Exercise description = Select all lines holding the word "this" from the entries that follow.

(Data entries for graphics)

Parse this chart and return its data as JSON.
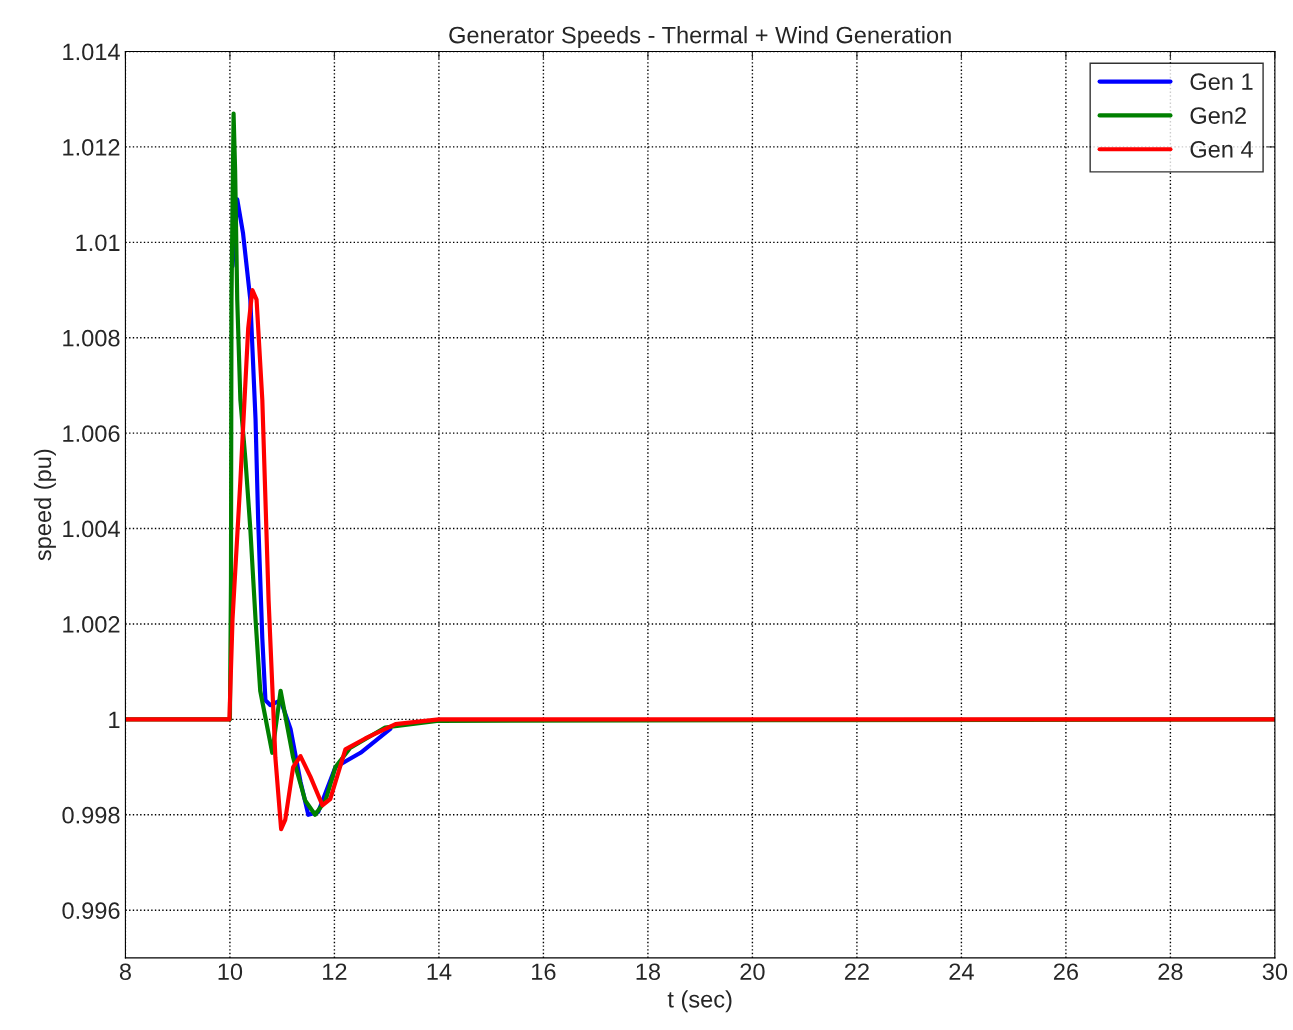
{
  "chart_data": {
    "type": "line",
    "title": "Generator Speeds - Thermal + Wind Generation",
    "xlabel": "t (sec)",
    "ylabel": "speed (pu)",
    "xlim": [
      8,
      30
    ],
    "xticks": [
      8,
      10,
      12,
      14,
      16,
      18,
      20,
      22,
      24,
      26,
      28,
      30
    ],
    "ylim": [
      0.995,
      1.014
    ],
    "yticks": [
      {
        "value": 0.996,
        "label": "0.996"
      },
      {
        "value": 0.998,
        "label": "0.998"
      },
      {
        "value": 1,
        "label": "1"
      },
      {
        "value": 1.002,
        "label": "1.002"
      },
      {
        "value": 1.004,
        "label": "1.004"
      },
      {
        "value": 1.006,
        "label": "1.006"
      },
      {
        "value": 1.008,
        "label": "1.008"
      },
      {
        "value": 1.01,
        "label": "1.01"
      },
      {
        "value": 1.012,
        "label": "1.012"
      },
      {
        "value": 1.014,
        "label": "1.014"
      }
    ],
    "grid": true,
    "legend": "top right",
    "line_style": "solid",
    "marker": "none",
    "series": [
      {
        "name": "Gen 1",
        "color": "#0000ff",
        "x": [
          10.05,
          10.14,
          10.25,
          10.39,
          10.49,
          10.54,
          10.62,
          10.68,
          10.77,
          10.97,
          11.16,
          11.35,
          11.5,
          11.69,
          12.02,
          12.5,
          13.07
        ],
        "values": [
          1.0095,
          1.0109,
          1.0102,
          1.0088,
          1.0063,
          1.0042,
          1.0017,
          1.0004,
          1.0003,
          1.0004,
          0.9998,
          0.9987,
          0.998,
          0.99806,
          0.999,
          0.9993,
          0.9998
        ]
      },
      {
        "name": "Gen2",
        "color": "#008000",
        "x": [
          8,
          10.0,
          10.02,
          10.03,
          10.07,
          10.1,
          10.14,
          10.2,
          10.3,
          10.39,
          10.49,
          10.58,
          10.81,
          10.97,
          11.21,
          11.44,
          11.63,
          11.83,
          12.02,
          12.3,
          12.97,
          14.0,
          30
        ],
        "values": [
          1.0,
          1.0,
          1.0029,
          1.0088,
          1.0127,
          1.0115,
          1.0088,
          1.0067,
          1.0054,
          1.004,
          1.0021,
          1.0006,
          0.9993,
          1.0006,
          0.9992,
          0.9983,
          0.998,
          0.9983,
          0.999,
          0.9994,
          0.99983,
          0.99997,
          1.0
        ]
      },
      {
        "name": "Gen 4",
        "color": "#ff0000",
        "x": [
          8,
          9.99,
          10.05,
          10.2,
          10.35,
          10.43,
          10.51,
          10.62,
          10.74,
          10.87,
          10.98,
          11.06,
          11.21,
          11.35,
          11.54,
          11.77,
          11.92,
          12.21,
          12.59,
          13.17,
          14.0,
          30
        ],
        "values": [
          1.0,
          1.0,
          1.0021,
          1.005,
          1.0082,
          1.009,
          1.0088,
          1.0067,
          1.0025,
          0.9992,
          0.9977,
          0.9979,
          0.999,
          0.99923,
          0.9988,
          0.9982,
          0.99833,
          0.99937,
          0.9996,
          0.9999,
          1.0,
          1.0
        ]
      }
    ]
  }
}
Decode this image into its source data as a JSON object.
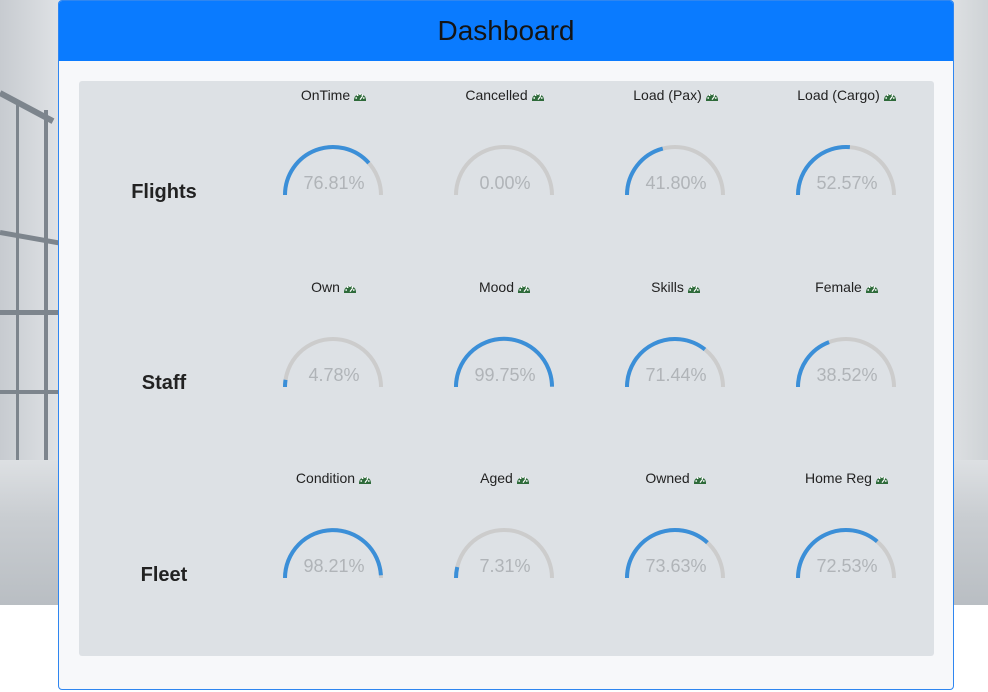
{
  "dashboard": {
    "title": "Dashboard"
  },
  "colors": {
    "header": "#0a7bff",
    "gauge_track": "#cccccc",
    "gauge_fill": "#3b8fd8",
    "icon": "#2e6a3a"
  },
  "rows": [
    {
      "label": "Flights",
      "gauges": [
        {
          "title": "OnTime",
          "value_text": "76.81%",
          "value": 76.81,
          "icon": "speedometer-icon"
        },
        {
          "title": "Cancelled",
          "value_text": "0.00%",
          "value": 0.0,
          "icon": "speedometer-icon"
        },
        {
          "title": "Load (Pax)",
          "value_text": "41.80%",
          "value": 41.8,
          "icon": "speedometer-icon"
        },
        {
          "title": "Load (Cargo)",
          "value_text": "52.57%",
          "value": 52.57,
          "icon": "speedometer-icon"
        }
      ]
    },
    {
      "label": "Staff",
      "gauges": [
        {
          "title": "Own",
          "value_text": "4.78%",
          "value": 4.78,
          "icon": "speedometer-icon"
        },
        {
          "title": "Mood",
          "value_text": "99.75%",
          "value": 99.75,
          "icon": "speedometer-icon"
        },
        {
          "title": "Skills",
          "value_text": "71.44%",
          "value": 71.44,
          "icon": "speedometer-icon"
        },
        {
          "title": "Female",
          "value_text": "38.52%",
          "value": 38.52,
          "icon": "speedometer-icon"
        }
      ]
    },
    {
      "label": "Fleet",
      "gauges": [
        {
          "title": "Condition",
          "value_text": "98.21%",
          "value": 98.21,
          "icon": "speedometer-icon"
        },
        {
          "title": "Aged",
          "value_text": "7.31%",
          "value": 7.31,
          "icon": "speedometer-icon"
        },
        {
          "title": "Owned",
          "value_text": "73.63%",
          "value": 73.63,
          "icon": "speedometer-icon"
        },
        {
          "title": "Home Reg",
          "value_text": "72.53%",
          "value": 72.53,
          "icon": "speedometer-icon"
        }
      ]
    }
  ]
}
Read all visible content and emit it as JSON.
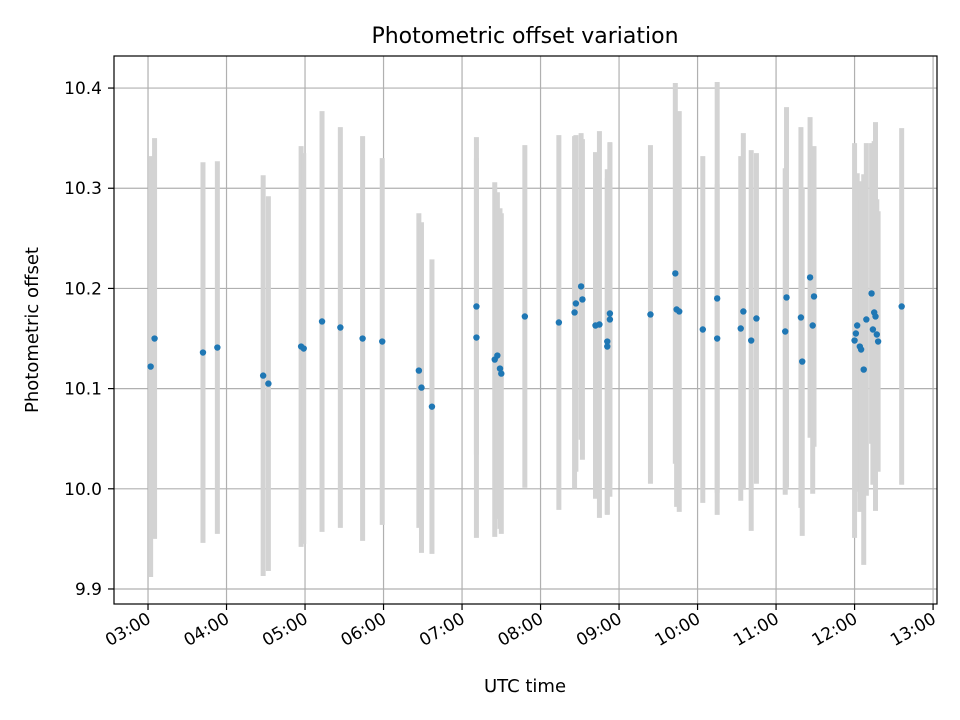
{
  "chart_data": {
    "type": "scatter",
    "title": "Photometric offset variation",
    "xlabel": "UTC time",
    "ylabel": "Photometric offset",
    "x_ticks": [
      "03:00",
      "04:00",
      "05:00",
      "06:00",
      "07:00",
      "08:00",
      "09:00",
      "10:00",
      "11:00",
      "12:00",
      "13:00"
    ],
    "y_ticks": [
      "9.9",
      "10.0",
      "10.1",
      "10.2",
      "10.3",
      "10.4"
    ],
    "xlim": [
      "02:34",
      "13:03"
    ],
    "ylim": [
      9.885,
      10.432
    ],
    "grid": true,
    "colors": {
      "points": "#1f77b4",
      "error_bars": "#d3d3d3",
      "grid": "#b0b0b0"
    },
    "series": [
      {
        "x": [
          "03:02",
          "03:05",
          "03:42",
          "03:53",
          "04:28",
          "04:32",
          "04:57",
          "04:59",
          "05:13",
          "05:27",
          "05:44",
          "05:59",
          "06:27",
          "06:29",
          "06:37",
          "07:11",
          "07:11",
          "07:25",
          "07:27",
          "07:29",
          "07:30",
          "07:48",
          "08:14",
          "08:26",
          "08:27",
          "08:31",
          "08:32",
          "08:42",
          "08:45",
          "08:51",
          "08:51",
          "08:53",
          "08:53",
          "09:24",
          "09:43",
          "09:44",
          "09:46",
          "10:04",
          "10:15",
          "10:15",
          "10:33",
          "10:35",
          "10:41",
          "10:45",
          "11:07",
          "11:08",
          "11:19",
          "11:20",
          "11:26",
          "11:28",
          "11:29",
          "12:00",
          "12:01",
          "12:02",
          "12:04",
          "12:05",
          "12:07",
          "12:09",
          "12:13",
          "12:14",
          "12:15",
          "12:16",
          "12:17",
          "12:18",
          "12:36"
        ],
        "y": [
          10.122,
          10.15,
          10.136,
          10.141,
          10.113,
          10.105,
          10.142,
          10.14,
          10.167,
          10.161,
          10.15,
          10.147,
          10.118,
          10.101,
          10.082,
          10.182,
          10.151,
          10.129,
          10.133,
          10.12,
          10.115,
          10.172,
          10.166,
          10.176,
          10.185,
          10.202,
          10.189,
          10.163,
          10.164,
          10.147,
          10.142,
          10.169,
          10.175,
          10.174,
          10.215,
          10.179,
          10.177,
          10.159,
          10.15,
          10.19,
          10.16,
          10.177,
          10.148,
          10.17,
          10.157,
          10.191,
          10.171,
          10.127,
          10.211,
          10.163,
          10.192,
          10.148,
          10.155,
          10.163,
          10.142,
          10.139,
          10.119,
          10.169,
          10.195,
          10.159,
          10.176,
          10.172,
          10.154,
          10.147,
          10.182
        ],
        "yerr": [
          0.21,
          0.2,
          0.19,
          0.186,
          0.2,
          0.187,
          0.2,
          0.195,
          0.21,
          0.2,
          0.202,
          0.183,
          0.157,
          0.165,
          0.147,
          0.148,
          0.2,
          0.177,
          0.163,
          0.16,
          0.16,
          0.171,
          0.187,
          0.176,
          0.168,
          0.153,
          0.16,
          0.173,
          0.193,
          0.172,
          0.168,
          0.177,
          0.17,
          0.169,
          0.19,
          0.197,
          0.2,
          0.173,
          0.154,
          0.216,
          0.172,
          0.178,
          0.19,
          0.165,
          0.163,
          0.19,
          0.19,
          0.174,
          0.16,
          0.168,
          0.15,
          0.197,
          0.158,
          0.152,
          0.165,
          0.15,
          0.195,
          0.176,
          0.15,
          0.155,
          0.171,
          0.194,
          0.135,
          0.13,
          0.178
        ]
      }
    ]
  }
}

Exercise output =
Parse this chart and return its data as JSON.
Decode this image into its source data as a JSON object.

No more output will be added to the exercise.